Work instructions:
The records are to be restated in their entirety, word for word.

Excerpt from a dataset:

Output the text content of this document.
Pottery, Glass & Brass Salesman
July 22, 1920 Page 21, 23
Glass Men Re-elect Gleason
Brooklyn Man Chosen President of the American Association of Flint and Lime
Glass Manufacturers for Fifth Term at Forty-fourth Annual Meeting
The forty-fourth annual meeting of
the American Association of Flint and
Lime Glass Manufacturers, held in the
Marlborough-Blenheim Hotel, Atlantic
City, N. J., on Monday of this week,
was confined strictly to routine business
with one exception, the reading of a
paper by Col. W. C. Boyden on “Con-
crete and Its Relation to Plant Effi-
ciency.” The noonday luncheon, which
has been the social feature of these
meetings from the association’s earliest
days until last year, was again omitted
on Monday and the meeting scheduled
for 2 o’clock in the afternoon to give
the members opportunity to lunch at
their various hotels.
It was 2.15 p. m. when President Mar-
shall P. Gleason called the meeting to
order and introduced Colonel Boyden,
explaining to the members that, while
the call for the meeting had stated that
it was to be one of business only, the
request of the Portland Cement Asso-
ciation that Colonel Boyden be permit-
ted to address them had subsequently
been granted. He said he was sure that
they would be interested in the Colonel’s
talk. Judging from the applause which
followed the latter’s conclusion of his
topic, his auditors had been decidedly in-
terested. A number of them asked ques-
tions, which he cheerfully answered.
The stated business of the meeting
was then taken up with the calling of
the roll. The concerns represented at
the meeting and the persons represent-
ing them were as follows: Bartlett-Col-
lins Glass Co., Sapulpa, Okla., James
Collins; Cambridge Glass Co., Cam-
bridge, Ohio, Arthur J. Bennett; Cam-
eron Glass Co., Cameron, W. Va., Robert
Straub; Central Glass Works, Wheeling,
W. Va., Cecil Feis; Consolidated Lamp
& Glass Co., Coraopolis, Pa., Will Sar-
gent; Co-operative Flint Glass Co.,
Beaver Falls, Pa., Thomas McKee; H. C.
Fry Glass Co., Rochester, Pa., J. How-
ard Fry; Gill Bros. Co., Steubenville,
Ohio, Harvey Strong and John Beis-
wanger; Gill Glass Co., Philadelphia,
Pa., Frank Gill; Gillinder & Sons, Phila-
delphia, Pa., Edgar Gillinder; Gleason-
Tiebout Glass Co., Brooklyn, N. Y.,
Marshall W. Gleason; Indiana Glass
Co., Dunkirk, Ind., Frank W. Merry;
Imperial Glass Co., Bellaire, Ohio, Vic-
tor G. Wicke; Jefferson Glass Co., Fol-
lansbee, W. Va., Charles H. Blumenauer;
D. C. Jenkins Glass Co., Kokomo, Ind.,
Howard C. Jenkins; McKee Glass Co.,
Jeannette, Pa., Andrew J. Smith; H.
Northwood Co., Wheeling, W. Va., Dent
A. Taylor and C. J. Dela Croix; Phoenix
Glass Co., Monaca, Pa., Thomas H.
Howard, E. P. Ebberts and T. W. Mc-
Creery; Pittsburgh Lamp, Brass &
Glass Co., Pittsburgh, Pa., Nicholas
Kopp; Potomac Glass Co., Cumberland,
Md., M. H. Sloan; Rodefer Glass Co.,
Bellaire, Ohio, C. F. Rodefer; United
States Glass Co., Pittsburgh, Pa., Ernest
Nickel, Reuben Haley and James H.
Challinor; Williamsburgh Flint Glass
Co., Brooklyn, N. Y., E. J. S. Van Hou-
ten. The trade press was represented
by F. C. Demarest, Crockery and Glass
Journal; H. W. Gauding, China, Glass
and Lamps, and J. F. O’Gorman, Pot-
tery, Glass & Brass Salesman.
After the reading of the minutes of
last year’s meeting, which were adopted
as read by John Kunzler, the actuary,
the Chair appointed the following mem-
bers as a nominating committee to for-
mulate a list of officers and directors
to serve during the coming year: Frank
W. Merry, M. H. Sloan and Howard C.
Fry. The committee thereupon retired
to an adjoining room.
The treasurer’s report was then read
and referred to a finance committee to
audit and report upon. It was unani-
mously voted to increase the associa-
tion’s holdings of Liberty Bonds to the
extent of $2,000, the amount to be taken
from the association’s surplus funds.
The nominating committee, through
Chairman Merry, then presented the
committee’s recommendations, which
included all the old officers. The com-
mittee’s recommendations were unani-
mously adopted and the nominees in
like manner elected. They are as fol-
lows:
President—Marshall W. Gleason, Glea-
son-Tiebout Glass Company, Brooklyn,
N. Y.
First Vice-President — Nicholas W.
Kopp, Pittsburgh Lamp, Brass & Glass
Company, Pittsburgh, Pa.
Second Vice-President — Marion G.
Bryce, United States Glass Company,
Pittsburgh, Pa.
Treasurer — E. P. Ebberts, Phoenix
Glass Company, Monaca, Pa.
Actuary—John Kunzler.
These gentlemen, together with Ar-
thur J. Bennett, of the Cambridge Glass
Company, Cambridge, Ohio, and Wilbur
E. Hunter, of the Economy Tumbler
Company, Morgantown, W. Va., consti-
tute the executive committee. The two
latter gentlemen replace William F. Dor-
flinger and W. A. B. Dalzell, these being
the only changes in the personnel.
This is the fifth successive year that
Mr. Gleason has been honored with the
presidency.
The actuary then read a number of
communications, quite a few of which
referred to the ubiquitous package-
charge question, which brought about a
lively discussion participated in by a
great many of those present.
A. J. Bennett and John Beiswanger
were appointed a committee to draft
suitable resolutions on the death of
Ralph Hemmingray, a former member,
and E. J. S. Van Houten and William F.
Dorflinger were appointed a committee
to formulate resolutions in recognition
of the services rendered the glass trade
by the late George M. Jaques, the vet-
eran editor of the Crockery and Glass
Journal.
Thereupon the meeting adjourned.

Result of the exercise:
Output the text content of this document.
Pottery, Glass & Brass Salesman
July 22, 1920 Page 21, 23
Glass Men Re-elect Gleason
Brooklyn Man Chosen President of the American Association of Flint and Lime
Glass Manufacturers for Fifth Term at Forty-fourth Annual Meeting
The forty-fourth annual meeting of
the American Association of Flint and
Lime Glass Manufacturers, held in the
Marlborough-Blenheim Hotel, Atlantic
City, N. J., on Monday of this week,
was confined strictly to routine business
with one exception, the reading of a
paper by Col. W. C. Boyden on “Con-
crete and Its Relation to Plant Effi-
ciency.” The noonday luncheon, which
has been the social feature of these
meetings from the association’s earliest
days until last year, was again omitted
on Monday and the meeting scheduled
for 2 o’clock in the afternoon to give
the members opportunity to lunch at
their various hotels.
It was 2.15 p. m. when President Mar-
shall P. Gleason called the meeting to
order and introduced Colonel Boyden,
explaining to the members that, while
the call for the meeting had stated that
it was to be one of business only, the
request of the Portland Cement Asso-
ciation that Colonel Boyden be permit-
ted to address them had subsequently
been granted. He said he was sure that
they would be interested in the Colonel’s
talk. Judging from the applause which
followed the latter’s conclusion of his
topic, his auditors had been decidedly in-
terested. A number of them asked ques-
tions, which he cheerfully answered.
The stated business of the meeting
was then taken up with the calling of
the roll. The concerns represented at
the meeting and the persons represent-
ing them were as follows: Bartlett-Col-
lins Glass Co., Sapulpa, Okla., James
Collins; Cambridge Glass Co., Cam-
bridge, Ohio, Arthur J. Bennett; Cam-
eron Glass Co., Cameron, W. Va., Robert
Straub; Central Glass Works, Wheeling,
W. Va., Cecil Feis; Consolidated Lamp
& Glass Co., Coraopolis, Pa., Will Sar-
gent; Co-operative Flint Glass Co.,
Beaver Falls, Pa., Thomas McKee; H. C.
Fry Glass Co., Rochester, Pa., J. How-
ard Fry; Gill Bros. Co., Steubenville,
Ohio, Harvey Strong and John Beis-
wanger; Gill Glass Co., Philadelphia,
Pa., Frank Gill; Gillinder & Sons, Phila-
delphia, Pa., Edgar Gillinder; Gleason-
Tiebout Glass Co., Brooklyn, N. Y.,
Marshall W. Gleason; Indiana Glass
Co., Dunkirk, Ind., Frank W. Merry;
Imperial Glass Co., Bellaire, Ohio, Vic-
tor G. Wicke; Jefferson Glass Co., Fol-
lansbee, W. Va., Charles H. Blumenauer;
D. C. Jenkins Glass Co., Kokomo, Ind.,
Howard C. Jenkins; McKee Glass Co.,
Jeannette, Pa., Andrew J. Smith; H.
Northwood Co., Wheeling, W. Va., Dent
A. Taylor and C. J. Dela Croix; Phoenix
Glass Co., Monaca, Pa., Thomas H.
Howard, E. P. Ebberts and T. W. Mc-
Creery; Pittsburgh Lamp, Brass &
Glass Co., Pittsburgh, Pa., Nicholas
Kopp; Potomac Glass Co., Cumberland,
Md., M. H. Sloan; Rodefer Glass Co.,
Bellaire, Ohio, C. F. Rodefer; United
States Glass Co., Pittsburgh, Pa., Ernest
Nickel, Reuben Haley and James H.
Challinor; Williamsburgh Flint Glass
Co., Brooklyn, N. Y., E. J. S. Van Hou-
ten. The trade press was represented
by F. C. Demarest, Crockery and Glass
Journal; H. W. Gauding, China, Glass
and Lamps, and J. F. O’Gorman, Pot-
tery, Glass & Brass Salesman.
After the reading of the minutes of
last year’s meeting, which were adopted
as read by John Kunzler, the actuary,
the Chair appointed the following mem-
bers as a nominating committee to for-
mulate a list of officers and directors
to serve during the coming year: Frank
W. Merry, M. H. Sloan and Howard C.
Fry. The committee thereupon retired
to an adjoining room.
The treasurer’s report was then read
and referred to a finance committee to
audit and report upon. It was unani-
mously voted to increase the associa-
tion’s holdings of Liberty Bonds to the
extent of $2,000, the amount to be taken
from the association’s surplus funds.
The nominating committee, through
Chairman Merry, then presented the
committee’s recommendations, which
included all the old officers. The com-
mittee’s recommendations were unani-
mously adopted and the nominees in
like manner elected. They are as fol-
lows:
President—Marshall W. Gleason, Glea-
son-Tiebout Glass Company, Brooklyn,
N. Y.
First Vice-President — Nicholas W.
Kopp, Pittsburgh Lamp, Brass & Glass
Company, Pittsburgh, Pa.
Second Vice-President — Marion G.
Bryce, United States Glass Company,
Pittsburgh, Pa.
Treasurer — E. P. Ebberts, Phoenix
Glass Company, Monaca, Pa.
Actuary—John Kunzler.
These gentlemen, together with Ar-
thur J. Bennett, of the Cambridge Glass
Company, Cambridge, Ohio, and Wilbur
E. Hunter, of the Economy Tumbler
Company, Morgantown, W. Va., consti-
tute the executive committee. The two
latter gentlemen replace William F. Dor-
flinger and W. A. B. Dalzell, these being
the only changes in the personnel.
This is the fifth successive year that
Mr. Gleason has been honored with the
presidency.
The actuary then read a number of
communications, quite a few of which
referred to the ubiquitous package-
charge question, which brought about a
lively discussion participated in by a
great many of those present.
A. J. Bennett and John Beiswanger
were appointed a committee to draft
suitable resolutions on the death of
Ralph Hemmingray, a former member,
and E. J. S. Van Houten and William F.
Dorflinger were appointed a committee
to formulate resolutions in recognition
of the services rendered the glass trade
by the late George M. Jaques, the vet-
eran editor of the Crockery and Glass
Journal.
Thereupon the meeting adjourned.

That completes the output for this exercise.